• **PROBLEM STATEMENT**: Repeat each line exactly, leaving nothing out.

• **DATA FOR THIS TASK**:

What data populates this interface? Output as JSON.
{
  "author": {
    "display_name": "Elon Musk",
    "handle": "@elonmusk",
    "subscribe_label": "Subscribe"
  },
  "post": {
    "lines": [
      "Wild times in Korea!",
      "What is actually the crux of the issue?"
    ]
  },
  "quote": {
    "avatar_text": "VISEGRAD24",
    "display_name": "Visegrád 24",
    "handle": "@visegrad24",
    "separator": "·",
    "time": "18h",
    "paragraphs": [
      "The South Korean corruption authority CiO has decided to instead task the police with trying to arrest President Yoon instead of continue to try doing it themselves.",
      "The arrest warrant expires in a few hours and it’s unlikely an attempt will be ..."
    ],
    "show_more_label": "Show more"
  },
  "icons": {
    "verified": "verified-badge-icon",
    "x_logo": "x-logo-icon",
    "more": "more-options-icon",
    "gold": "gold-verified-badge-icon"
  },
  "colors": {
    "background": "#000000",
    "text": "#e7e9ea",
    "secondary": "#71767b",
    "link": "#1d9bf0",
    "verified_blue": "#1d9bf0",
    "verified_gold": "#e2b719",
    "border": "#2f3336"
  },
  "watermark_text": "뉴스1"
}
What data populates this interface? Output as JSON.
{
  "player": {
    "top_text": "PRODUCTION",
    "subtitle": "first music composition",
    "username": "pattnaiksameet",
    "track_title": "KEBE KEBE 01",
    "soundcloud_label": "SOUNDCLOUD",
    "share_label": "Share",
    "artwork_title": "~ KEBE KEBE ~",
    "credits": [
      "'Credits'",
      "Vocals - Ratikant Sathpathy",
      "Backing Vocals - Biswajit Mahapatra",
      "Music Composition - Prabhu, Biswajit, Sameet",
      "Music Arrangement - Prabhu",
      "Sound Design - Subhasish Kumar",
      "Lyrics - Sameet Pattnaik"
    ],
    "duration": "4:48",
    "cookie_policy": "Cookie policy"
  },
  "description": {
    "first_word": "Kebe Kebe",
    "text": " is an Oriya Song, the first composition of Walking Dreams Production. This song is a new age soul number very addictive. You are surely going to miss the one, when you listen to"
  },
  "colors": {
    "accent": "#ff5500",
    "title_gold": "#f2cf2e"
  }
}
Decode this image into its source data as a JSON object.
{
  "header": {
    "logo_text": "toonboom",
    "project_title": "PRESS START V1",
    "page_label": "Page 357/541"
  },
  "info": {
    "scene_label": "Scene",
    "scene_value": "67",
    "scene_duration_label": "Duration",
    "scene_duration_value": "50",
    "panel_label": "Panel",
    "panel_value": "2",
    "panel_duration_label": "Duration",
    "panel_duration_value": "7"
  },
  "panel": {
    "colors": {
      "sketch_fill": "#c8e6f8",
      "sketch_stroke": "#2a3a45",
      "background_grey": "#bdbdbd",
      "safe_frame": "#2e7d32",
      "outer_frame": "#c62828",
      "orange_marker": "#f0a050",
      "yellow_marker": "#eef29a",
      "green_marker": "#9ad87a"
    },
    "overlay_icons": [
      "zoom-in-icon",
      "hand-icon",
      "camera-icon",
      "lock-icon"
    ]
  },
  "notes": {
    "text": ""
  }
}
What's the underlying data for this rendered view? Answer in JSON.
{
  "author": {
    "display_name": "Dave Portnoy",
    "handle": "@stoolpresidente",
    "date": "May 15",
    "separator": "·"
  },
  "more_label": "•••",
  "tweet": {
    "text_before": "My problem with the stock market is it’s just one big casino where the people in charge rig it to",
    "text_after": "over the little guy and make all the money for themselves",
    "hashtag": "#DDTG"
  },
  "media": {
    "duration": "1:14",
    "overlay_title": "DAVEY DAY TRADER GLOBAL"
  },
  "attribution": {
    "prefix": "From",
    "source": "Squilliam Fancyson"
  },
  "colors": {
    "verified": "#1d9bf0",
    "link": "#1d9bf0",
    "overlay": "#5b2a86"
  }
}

• **FINISHED EXERCISE**:
What data populates this interface? Output as JSON.
{
  "author": {
    "display_name": "Elon Musk",
    "handle": "@elonmusk",
    "subscribe_label": "Subscribe"
  },
  "post": {
    "lines": [
      "Wild times in Korea!",
      "What is actually the crux of the issue?"
    ]
  },
  "quote": {
    "avatar_text": "VISEGRAD24",
    "display_name": "Visegrád 24",
    "handle": "@visegrad24",
    "separator": "·",
    "time": "18h",
    "paragraphs": [
      "The South Korean corruption authority CiO has decided to instead task the police with trying to arrest President Yoon instead of continue to try doing it themselves.",
      "The arrest warrant expires in a few hours and it’s unlikely an attempt will be ..."
    ],
    "show_more_label": "Show more"
  },
  "icons": {
    "verified": "verified-badge-icon",
    "x_logo": "x-logo-icon",
    "more": "more-options-icon",
    "gold": "gold-verified-badge-icon"
  },
  "colors": {
    "background": "#000000",
    "text": "#e7e9ea",
    "secondary": "#71767b",
    "link": "#1d9bf0",
    "verified_blue": "#1d9bf0",
    "verified_gold": "#e2b719",
    "border": "#2f3336"
  },
  "watermark_text": "뉴스1"
}
What data populates this interface? Output as JSON.
{
  "player": {
    "top_text": "PRODUCTION",
    "subtitle": "first music composition",
    "username": "pattnaiksameet",
    "track_title": "KEBE KEBE 01",
    "soundcloud_label": "SOUNDCLOUD",
    "share_label": "Share",
    "artwork_title": "~ KEBE KEBE ~",
    "credits": [
      "'Credits'",
      "Vocals - Ratikant Sathpathy",
      "Backing Vocals - Biswajit Mahapatra",
      "Music Composition - Prabhu, Biswajit, Sameet",
      "Music Arrangement - Prabhu",
      "Sound Design - Subhasish Kumar",
      "Lyrics - Sameet Pattnaik"
    ],
    "duration": "4:48",
    "cookie_policy": "Cookie policy"
  },
  "description": {
    "first_word": "Kebe Kebe",
    "text": " is an Oriya Song, the first composition of Walking Dreams Production. This song is a new age soul number very addictive. You are surely going to miss the one, when you listen to"
  },
  "colors": {
    "accent": "#ff5500",
    "title_gold": "#f2cf2e"
  }
}
Decode this image into its source data as a JSON object.
{
  "header": {
    "logo_text": "toonboom",
    "project_title": "PRESS START V1",
    "page_label": "Page 357/541"
  },
  "info": {
    "scene_label": "Scene",
    "scene_value": "67",
    "scene_duration_label": "Duration",
    "scene_duration_value": "50",
    "panel_label": "Panel",
    "panel_value": "2",
    "panel_duration_label": "Duration",
    "panel_duration_value": "7"
  },
  "panel": {
    "colors": {
      "sketch_fill": "#c8e6f8",
      "sketch_stroke": "#2a3a45",
      "background_grey": "#bdbdbd",
      "safe_frame": "#2e7d32",
      "outer_frame": "#c62828",
      "orange_marker": "#f0a050",
      "yellow_marker": "#eef29a",
      "green_marker": "#9ad87a"
    },
    "overlay_icons": [
      "zoom-in-icon",
      "hand-icon",
      "camera-icon",
      "lock-icon"
    ]
  },
  "notes": {
    "text": ""
  }
}
What's the underlying data for this rendered view? Answer in JSON.
{
  "author": {
    "display_name": "Dave Portnoy",
    "handle": "@stoolpresidente",
    "date": "May 15",
    "separator": "·"
  },
  "more_label": "•••",
  "tweet": {
    "text_before": "My problem with the stock market is it’s just one big casino where the people in charge rig it to",
    "text_after": "over the little guy and make all the money for themselves",
    "hashtag": "#DDTG"
  },
  "media": {
    "duration": "1:14",
    "overlay_title": "DAVEY DAY TRADER GLOBAL"
  },
  "attribution": {
    "prefix": "From",
    "source": "Squilliam Fancyson"
  },
  "colors": {
    "verified": "#1d9bf0",
    "link": "#1d9bf0",
    "overlay": "#5b2a86"
  }
}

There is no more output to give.